**What needs to be done:** Quote every line below exactly as it reads.

(Dataset rows)
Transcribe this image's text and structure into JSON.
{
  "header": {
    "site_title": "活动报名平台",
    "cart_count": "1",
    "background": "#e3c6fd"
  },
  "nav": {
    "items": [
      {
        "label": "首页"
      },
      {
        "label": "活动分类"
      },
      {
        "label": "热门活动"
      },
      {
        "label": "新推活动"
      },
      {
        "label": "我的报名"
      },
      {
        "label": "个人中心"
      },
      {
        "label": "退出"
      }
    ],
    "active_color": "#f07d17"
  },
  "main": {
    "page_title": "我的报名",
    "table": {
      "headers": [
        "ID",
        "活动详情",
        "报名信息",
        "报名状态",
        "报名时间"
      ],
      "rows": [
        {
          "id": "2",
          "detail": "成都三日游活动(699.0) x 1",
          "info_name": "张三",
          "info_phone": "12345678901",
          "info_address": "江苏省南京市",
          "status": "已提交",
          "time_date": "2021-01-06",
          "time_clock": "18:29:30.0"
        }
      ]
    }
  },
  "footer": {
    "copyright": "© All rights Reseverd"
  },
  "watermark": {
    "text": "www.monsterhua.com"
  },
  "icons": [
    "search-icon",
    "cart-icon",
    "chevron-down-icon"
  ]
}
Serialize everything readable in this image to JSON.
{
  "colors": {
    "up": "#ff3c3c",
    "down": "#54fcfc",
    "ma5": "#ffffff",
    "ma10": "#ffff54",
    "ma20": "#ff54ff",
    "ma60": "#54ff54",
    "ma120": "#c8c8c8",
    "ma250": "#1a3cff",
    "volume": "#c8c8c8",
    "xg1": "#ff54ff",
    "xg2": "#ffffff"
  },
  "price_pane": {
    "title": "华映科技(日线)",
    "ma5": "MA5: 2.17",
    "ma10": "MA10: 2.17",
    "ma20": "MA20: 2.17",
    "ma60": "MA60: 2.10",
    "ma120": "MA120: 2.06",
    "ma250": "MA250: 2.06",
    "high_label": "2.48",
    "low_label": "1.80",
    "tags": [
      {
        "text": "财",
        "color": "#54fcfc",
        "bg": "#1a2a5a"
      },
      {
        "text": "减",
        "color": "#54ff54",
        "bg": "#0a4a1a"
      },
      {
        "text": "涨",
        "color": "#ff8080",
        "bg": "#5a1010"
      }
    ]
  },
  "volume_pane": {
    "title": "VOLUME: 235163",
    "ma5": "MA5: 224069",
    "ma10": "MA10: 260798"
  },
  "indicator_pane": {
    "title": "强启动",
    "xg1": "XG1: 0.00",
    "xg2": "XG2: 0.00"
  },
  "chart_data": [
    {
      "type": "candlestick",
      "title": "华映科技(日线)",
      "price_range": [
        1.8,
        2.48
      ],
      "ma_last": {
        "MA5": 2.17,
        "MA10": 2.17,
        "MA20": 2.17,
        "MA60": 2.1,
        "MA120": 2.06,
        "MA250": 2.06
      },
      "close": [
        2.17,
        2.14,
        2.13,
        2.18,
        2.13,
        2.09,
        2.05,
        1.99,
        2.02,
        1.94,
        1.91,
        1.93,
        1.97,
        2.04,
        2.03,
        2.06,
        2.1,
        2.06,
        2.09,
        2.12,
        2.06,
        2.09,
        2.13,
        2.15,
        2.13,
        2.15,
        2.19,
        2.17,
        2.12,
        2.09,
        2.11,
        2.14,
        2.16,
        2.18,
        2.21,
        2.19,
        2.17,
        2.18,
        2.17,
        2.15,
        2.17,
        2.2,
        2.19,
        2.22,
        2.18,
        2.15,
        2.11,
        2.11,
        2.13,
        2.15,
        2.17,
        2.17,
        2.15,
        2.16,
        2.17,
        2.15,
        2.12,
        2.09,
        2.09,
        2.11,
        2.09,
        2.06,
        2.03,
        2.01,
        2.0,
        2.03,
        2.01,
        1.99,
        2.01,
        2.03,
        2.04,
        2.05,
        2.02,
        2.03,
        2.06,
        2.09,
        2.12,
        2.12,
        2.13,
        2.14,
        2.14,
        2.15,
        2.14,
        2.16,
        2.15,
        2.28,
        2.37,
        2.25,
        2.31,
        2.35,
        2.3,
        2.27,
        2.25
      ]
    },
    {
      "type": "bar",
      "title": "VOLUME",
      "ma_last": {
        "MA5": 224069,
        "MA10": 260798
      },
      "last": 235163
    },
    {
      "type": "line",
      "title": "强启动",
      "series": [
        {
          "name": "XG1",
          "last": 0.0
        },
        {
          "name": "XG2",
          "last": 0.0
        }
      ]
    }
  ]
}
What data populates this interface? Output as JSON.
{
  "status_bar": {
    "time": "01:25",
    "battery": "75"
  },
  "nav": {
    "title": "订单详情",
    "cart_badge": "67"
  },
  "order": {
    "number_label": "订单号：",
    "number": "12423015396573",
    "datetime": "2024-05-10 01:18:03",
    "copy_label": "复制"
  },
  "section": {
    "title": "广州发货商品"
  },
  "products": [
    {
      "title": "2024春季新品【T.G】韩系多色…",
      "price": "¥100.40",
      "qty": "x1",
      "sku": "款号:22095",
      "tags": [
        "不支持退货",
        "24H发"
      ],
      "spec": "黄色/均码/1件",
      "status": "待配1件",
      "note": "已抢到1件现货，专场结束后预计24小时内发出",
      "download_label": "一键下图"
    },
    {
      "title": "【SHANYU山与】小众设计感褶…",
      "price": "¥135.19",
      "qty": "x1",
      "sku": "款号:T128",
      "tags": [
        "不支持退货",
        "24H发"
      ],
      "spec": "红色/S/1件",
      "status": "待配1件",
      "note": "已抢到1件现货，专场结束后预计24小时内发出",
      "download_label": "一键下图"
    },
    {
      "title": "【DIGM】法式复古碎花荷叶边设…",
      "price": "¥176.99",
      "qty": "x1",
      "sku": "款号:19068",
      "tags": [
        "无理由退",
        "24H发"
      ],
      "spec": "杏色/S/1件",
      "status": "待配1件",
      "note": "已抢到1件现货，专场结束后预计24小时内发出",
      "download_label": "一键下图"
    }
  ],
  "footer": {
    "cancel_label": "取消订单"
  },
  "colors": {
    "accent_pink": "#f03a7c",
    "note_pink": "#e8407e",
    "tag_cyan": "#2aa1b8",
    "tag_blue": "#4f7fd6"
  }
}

**Response:**
Transcribe this image's text and structure into JSON.
{
  "header": {
    "site_title": "活动报名平台",
    "cart_count": "1",
    "background": "#e3c6fd"
  },
  "nav": {
    "items": [
      {
        "label": "首页"
      },
      {
        "label": "活动分类"
      },
      {
        "label": "热门活动"
      },
      {
        "label": "新推活动"
      },
      {
        "label": "我的报名"
      },
      {
        "label": "个人中心"
      },
      {
        "label": "退出"
      }
    ],
    "active_color": "#f07d17"
  },
  "main": {
    "page_title": "我的报名",
    "table": {
      "headers": [
        "ID",
        "活动详情",
        "报名信息",
        "报名状态",
        "报名时间"
      ],
      "rows": [
        {
          "id": "2",
          "detail": "成都三日游活动(699.0) x 1",
          "info_name": "张三",
          "info_phone": "12345678901",
          "info_address": "江苏省南京市",
          "status": "已提交",
          "time_date": "2021-01-06",
          "time_clock": "18:29:30.0"
        }
      ]
    }
  },
  "footer": {
    "copyright": "© All rights Reseverd"
  },
  "watermark": {
    "text": "www.monsterhua.com"
  },
  "icons": [
    "search-icon",
    "cart-icon",
    "chevron-down-icon"
  ]
}
Serialize everything readable in this image to JSON.
{
  "colors": {
    "up": "#ff3c3c",
    "down": "#54fcfc",
    "ma5": "#ffffff",
    "ma10": "#ffff54",
    "ma20": "#ff54ff",
    "ma60": "#54ff54",
    "ma120": "#c8c8c8",
    "ma250": "#1a3cff",
    "volume": "#c8c8c8",
    "xg1": "#ff54ff",
    "xg2": "#ffffff"
  },
  "price_pane": {
    "title": "华映科技(日线)",
    "ma5": "MA5: 2.17",
    "ma10": "MA10: 2.17",
    "ma20": "MA20: 2.17",
    "ma60": "MA60: 2.10",
    "ma120": "MA120: 2.06",
    "ma250": "MA250: 2.06",
    "high_label": "2.48",
    "low_label": "1.80",
    "tags": [
      {
        "text": "财",
        "color": "#54fcfc",
        "bg": "#1a2a5a"
      },
      {
        "text": "减",
        "color": "#54ff54",
        "bg": "#0a4a1a"
      },
      {
        "text": "涨",
        "color": "#ff8080",
        "bg": "#5a1010"
      }
    ]
  },
  "volume_pane": {
    "title": "VOLUME: 235163",
    "ma5": "MA5: 224069",
    "ma10": "MA10: 260798"
  },
  "indicator_pane": {
    "title": "强启动",
    "xg1": "XG1: 0.00",
    "xg2": "XG2: 0.00"
  },
  "chart_data": [
    {
      "type": "candlestick",
      "title": "华映科技(日线)",
      "price_range": [
        1.8,
        2.48
      ],
      "ma_last": {
        "MA5": 2.17,
        "MA10": 2.17,
        "MA20": 2.17,
        "MA60": 2.1,
        "MA120": 2.06,
        "MA250": 2.06
      },
      "close": [
        2.17,
        2.14,
        2.13,
        2.18,
        2.13,
        2.09,
        2.05,
        1.99,
        2.02,
        1.94,
        1.91,
        1.93,
        1.97,
        2.04,
        2.03,
        2.06,
        2.1,
        2.06,
        2.09,
        2.12,
        2.06,
        2.09,
        2.13,
        2.15,
        2.13,
        2.15,
        2.19,
        2.17,
        2.12,
        2.09,
        2.11,
        2.14,
        2.16,
        2.18,
        2.21,
        2.19,
        2.17,
        2.18,
        2.17,
        2.15,
        2.17,
        2.2,
        2.19,
        2.22,
        2.18,
        2.15,
        2.11,
        2.11,
        2.13,
        2.15,
        2.17,
        2.17,
        2.15,
        2.16,
        2.17,
        2.15,
        2.12,
        2.09,
        2.09,
        2.11,
        2.09,
        2.06,
        2.03,
        2.01,
        2.0,
        2.03,
        2.01,
        1.99,
        2.01,
        2.03,
        2.04,
        2.05,
        2.02,
        2.03,
        2.06,
        2.09,
        2.12,
        2.12,
        2.13,
        2.14,
        2.14,
        2.15,
        2.14,
        2.16,
        2.15,
        2.28,
        2.37,
        2.25,
        2.31,
        2.35,
        2.3,
        2.27,
        2.25
      ]
    },
    {
      "type": "bar",
      "title": "VOLUME",
      "ma_last": {
        "MA5": 224069,
        "MA10": 260798
      },
      "last": 235163
    },
    {
      "type": "line",
      "title": "强启动",
      "series": [
        {
          "name": "XG1",
          "last": 0.0
        },
        {
          "name": "XG2",
          "last": 0.0
        }
      ]
    }
  ]
}
What data populates this interface? Output as JSON.
{
  "status_bar": {
    "time": "01:25",
    "battery": "75"
  },
  "nav": {
    "title": "订单详情",
    "cart_badge": "67"
  },
  "order": {
    "number_label": "订单号：",
    "number": "12423015396573",
    "datetime": "2024-05-10 01:18:03",
    "copy_label": "复制"
  },
  "section": {
    "title": "广州发货商品"
  },
  "products": [
    {
      "title": "2024春季新品【T.G】韩系多色…",
      "price": "¥100.40",
      "qty": "x1",
      "sku": "款号:22095",
      "tags": [
        "不支持退货",
        "24H发"
      ],
      "spec": "黄色/均码/1件",
      "status": "待配1件",
      "note": "已抢到1件现货，专场结束后预计24小时内发出",
      "download_label": "一键下图"
    },
    {
      "title": "【SHANYU山与】小众设计感褶…",
      "price": "¥135.19",
      "qty": "x1",
      "sku": "款号:T128",
      "tags": [
        "不支持退货",
        "24H发"
      ],
      "spec": "红色/S/1件",
      "status": "待配1件",
      "note": "已抢到1件现货，专场结束后预计24小时内发出",
      "download_label": "一键下图"
    },
    {
      "title": "【DIGM】法式复古碎花荷叶边设…",
      "price": "¥176.99",
      "qty": "x1",
      "sku": "款号:19068",
      "tags": [
        "无理由退",
        "24H发"
      ],
      "spec": "杏色/S/1件",
      "status": "待配1件",
      "note": "已抢到1件现货，专场结束后预计24小时内发出",
      "download_label": "一键下图"
    }
  ],
  "footer": {
    "cancel_label": "取消订单"
  },
  "colors": {
    "accent_pink": "#f03a7c",
    "note_pink": "#e8407e",
    "tag_cyan": "#2aa1b8",
    "tag_blue": "#4f7fd6"
  }
}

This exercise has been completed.